» **WHAT YOU HAVE TO DO**: All lines below containing the string "vorderen" are to be copied.

Entries taken from a collection:
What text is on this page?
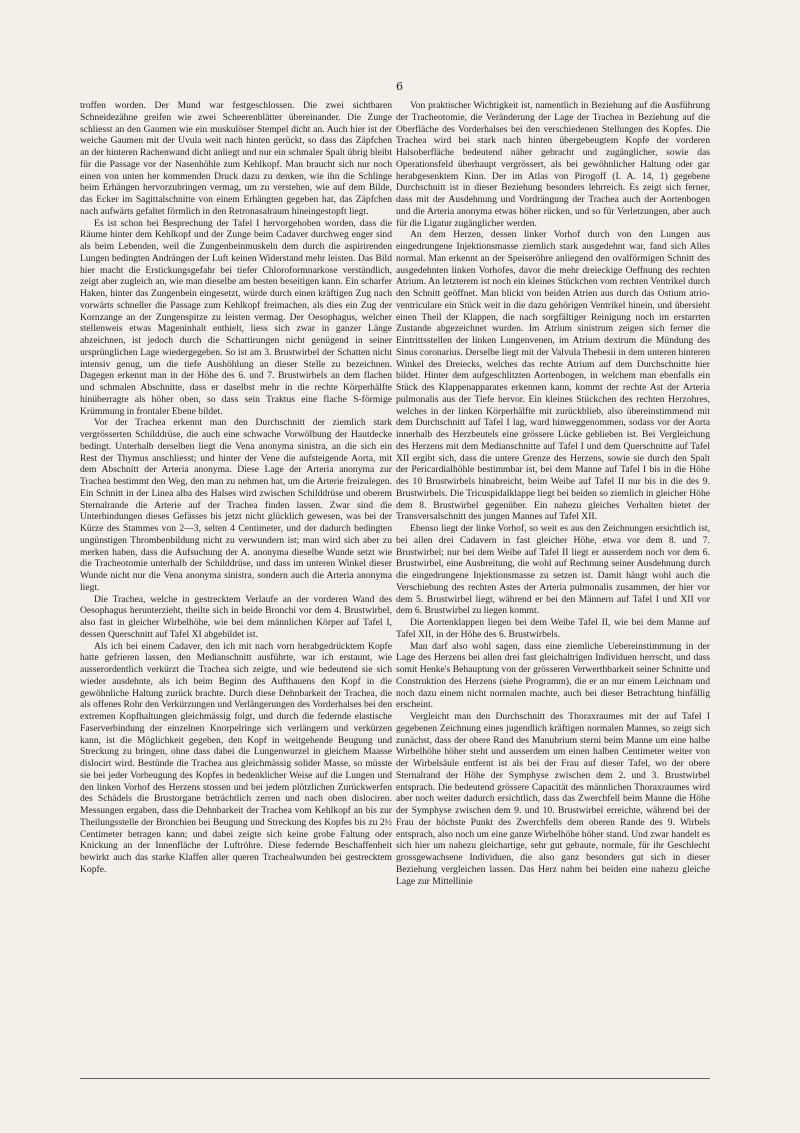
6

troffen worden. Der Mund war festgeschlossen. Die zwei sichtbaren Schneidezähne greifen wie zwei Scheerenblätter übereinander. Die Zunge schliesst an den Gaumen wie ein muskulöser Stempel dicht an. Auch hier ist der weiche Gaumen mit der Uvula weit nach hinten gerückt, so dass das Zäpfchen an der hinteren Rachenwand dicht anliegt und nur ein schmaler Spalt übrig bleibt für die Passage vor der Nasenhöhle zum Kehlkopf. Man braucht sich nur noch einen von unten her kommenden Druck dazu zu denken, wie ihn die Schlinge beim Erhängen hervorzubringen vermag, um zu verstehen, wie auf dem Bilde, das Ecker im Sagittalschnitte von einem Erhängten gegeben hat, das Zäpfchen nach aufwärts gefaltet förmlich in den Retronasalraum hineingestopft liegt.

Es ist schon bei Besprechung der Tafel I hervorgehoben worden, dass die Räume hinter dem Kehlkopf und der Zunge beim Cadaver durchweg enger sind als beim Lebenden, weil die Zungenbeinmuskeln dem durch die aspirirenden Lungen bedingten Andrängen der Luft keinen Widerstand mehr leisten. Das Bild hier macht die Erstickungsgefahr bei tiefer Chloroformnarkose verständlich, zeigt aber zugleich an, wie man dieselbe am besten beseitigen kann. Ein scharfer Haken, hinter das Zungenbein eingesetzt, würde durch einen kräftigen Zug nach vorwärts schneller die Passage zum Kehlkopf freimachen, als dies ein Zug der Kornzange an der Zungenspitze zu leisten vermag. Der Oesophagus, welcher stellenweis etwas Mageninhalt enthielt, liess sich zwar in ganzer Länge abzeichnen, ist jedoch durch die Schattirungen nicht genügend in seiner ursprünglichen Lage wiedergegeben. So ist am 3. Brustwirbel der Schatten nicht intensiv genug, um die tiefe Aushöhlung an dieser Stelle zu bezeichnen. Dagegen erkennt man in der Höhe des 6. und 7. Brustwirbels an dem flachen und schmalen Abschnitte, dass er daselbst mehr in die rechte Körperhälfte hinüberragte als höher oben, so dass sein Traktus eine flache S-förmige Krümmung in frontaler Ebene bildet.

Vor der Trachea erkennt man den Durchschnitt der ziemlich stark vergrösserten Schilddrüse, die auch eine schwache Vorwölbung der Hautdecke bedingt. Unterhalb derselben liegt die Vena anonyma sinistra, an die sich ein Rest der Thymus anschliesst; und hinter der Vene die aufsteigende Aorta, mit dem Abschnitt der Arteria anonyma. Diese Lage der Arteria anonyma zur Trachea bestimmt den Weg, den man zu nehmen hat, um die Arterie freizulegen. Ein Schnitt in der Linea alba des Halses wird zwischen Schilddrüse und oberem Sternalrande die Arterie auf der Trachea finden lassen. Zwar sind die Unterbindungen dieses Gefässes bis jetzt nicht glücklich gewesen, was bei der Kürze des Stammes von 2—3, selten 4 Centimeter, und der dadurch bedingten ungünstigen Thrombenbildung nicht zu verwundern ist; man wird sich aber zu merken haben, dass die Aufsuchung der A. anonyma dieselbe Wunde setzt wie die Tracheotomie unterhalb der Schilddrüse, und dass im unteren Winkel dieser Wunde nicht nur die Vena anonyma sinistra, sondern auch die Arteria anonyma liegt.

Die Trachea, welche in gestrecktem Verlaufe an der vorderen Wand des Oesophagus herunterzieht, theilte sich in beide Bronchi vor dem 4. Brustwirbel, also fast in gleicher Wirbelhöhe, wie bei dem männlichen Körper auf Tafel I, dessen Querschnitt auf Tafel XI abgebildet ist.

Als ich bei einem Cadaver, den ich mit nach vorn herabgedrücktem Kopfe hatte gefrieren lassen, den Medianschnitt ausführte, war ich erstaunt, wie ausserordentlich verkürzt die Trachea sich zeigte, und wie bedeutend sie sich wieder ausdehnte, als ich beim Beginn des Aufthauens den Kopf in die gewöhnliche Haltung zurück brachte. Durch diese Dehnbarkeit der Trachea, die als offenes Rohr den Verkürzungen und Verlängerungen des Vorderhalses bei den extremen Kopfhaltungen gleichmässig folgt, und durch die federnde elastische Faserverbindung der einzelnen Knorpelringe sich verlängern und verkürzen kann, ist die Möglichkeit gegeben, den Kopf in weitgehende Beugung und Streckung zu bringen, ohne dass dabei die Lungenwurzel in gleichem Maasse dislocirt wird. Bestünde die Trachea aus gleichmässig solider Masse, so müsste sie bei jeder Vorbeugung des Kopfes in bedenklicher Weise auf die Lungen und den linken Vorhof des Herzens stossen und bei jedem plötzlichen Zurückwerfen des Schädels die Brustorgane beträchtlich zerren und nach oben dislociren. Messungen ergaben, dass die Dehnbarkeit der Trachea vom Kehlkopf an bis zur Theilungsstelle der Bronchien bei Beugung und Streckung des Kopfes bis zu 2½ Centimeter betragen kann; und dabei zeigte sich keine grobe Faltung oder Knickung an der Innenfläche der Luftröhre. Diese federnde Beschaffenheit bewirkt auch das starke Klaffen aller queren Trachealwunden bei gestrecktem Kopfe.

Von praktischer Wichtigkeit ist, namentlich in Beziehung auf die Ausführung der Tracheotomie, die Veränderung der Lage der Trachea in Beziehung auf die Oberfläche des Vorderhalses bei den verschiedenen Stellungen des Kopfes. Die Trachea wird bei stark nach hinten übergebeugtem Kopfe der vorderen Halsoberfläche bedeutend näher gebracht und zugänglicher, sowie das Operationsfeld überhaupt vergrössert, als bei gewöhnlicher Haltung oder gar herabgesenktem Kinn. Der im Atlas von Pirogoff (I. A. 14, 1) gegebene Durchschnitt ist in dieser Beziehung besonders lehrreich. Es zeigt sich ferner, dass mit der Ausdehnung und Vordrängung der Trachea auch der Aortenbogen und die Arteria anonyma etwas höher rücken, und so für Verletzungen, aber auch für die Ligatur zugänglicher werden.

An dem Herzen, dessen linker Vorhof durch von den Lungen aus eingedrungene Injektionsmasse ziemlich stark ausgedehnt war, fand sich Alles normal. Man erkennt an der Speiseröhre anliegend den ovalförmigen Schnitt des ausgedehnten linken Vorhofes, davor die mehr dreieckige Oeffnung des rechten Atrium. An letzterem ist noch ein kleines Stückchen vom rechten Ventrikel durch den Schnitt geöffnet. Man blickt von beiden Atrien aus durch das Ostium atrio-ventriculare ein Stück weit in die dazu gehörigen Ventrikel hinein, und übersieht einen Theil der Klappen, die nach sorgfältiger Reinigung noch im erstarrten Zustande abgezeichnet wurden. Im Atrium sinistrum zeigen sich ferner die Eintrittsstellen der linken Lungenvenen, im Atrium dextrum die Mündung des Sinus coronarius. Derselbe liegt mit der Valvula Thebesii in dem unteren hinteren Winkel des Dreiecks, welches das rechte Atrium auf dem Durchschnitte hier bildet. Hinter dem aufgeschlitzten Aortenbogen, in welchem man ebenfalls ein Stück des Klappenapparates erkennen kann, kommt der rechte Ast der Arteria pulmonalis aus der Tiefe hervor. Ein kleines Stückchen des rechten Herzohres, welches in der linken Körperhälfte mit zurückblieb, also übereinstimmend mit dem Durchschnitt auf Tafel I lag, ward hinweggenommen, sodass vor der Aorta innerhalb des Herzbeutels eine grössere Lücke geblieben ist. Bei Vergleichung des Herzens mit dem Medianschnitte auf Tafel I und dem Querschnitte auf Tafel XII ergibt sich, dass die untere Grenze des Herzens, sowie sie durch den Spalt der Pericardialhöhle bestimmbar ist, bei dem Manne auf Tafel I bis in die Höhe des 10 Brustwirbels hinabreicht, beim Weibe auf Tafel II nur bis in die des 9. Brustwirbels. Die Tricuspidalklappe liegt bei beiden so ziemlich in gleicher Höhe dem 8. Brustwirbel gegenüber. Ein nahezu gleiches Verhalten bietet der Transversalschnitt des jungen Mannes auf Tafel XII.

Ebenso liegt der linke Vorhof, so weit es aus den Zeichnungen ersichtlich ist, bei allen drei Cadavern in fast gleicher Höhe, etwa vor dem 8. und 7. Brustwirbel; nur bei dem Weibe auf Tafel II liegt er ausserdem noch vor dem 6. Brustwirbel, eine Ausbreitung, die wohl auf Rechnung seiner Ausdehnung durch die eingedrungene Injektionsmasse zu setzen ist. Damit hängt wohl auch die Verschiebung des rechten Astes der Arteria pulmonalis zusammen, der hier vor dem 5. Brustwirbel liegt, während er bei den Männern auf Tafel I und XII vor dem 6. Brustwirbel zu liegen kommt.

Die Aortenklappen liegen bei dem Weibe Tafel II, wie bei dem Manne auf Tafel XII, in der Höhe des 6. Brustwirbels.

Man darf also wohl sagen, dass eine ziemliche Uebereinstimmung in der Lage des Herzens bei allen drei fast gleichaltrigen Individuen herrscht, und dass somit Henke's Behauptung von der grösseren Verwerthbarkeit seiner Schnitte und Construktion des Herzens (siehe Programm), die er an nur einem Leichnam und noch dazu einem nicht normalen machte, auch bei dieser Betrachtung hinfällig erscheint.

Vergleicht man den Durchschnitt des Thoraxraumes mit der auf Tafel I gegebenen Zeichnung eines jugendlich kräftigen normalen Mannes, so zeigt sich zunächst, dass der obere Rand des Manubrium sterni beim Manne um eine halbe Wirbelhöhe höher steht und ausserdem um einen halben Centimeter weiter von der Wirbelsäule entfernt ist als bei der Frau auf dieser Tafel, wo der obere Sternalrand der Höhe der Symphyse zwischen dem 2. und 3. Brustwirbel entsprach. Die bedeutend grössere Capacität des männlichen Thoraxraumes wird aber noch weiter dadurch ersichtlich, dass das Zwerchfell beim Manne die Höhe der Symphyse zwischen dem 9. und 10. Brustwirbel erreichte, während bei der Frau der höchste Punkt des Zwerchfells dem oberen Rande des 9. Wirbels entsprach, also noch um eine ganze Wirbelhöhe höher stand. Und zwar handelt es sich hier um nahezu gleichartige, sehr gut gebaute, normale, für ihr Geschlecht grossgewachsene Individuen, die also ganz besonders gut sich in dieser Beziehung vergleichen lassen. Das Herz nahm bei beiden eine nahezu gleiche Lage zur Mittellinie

» **ANSWER FOR THE TASK**:
Die Trachea, welche in gestrecktem Verlaufe an der vorderen Wand des Oesophagus herunterzieht, theilte sich in beide Bronchi vor dem 4. Brustwirbel, also fast in gleicher Wirbelhöhe, wie bei dem männlichen Körper auf Tafel I, dessen Querschnitt auf Tafel XI abgebildet ist.
Von praktischer Wichtigkeit ist, namentlich in Beziehung auf die Ausführung der Tracheotomie, die Veränderung der Lage der Trachea in Beziehung auf die Oberfläche des Vorderhalses bei den verschiedenen Stellungen des Kopfes. Die Trachea wird bei stark nach hinten übergebeugtem Kopfe der vorderen Halsoberfläche bedeutend näher gebracht und zugänglicher, sowie das Operationsfeld überhaupt vergrössert, als bei gewöhnlicher Haltung oder gar herabgesenktem Kinn. Der im Atlas von Pirogoff (I. A. 14, 1) gegebene Durchschnitt ist in dieser Beziehung besonders lehrreich. Es zeigt sich ferner, dass mit der Ausdehnung und Vordrängung der Trachea auch der Aortenbogen und die Arteria anonyma etwas höher rücken, und so für Verletzungen, aber auch für die Ligatur zugänglicher werden.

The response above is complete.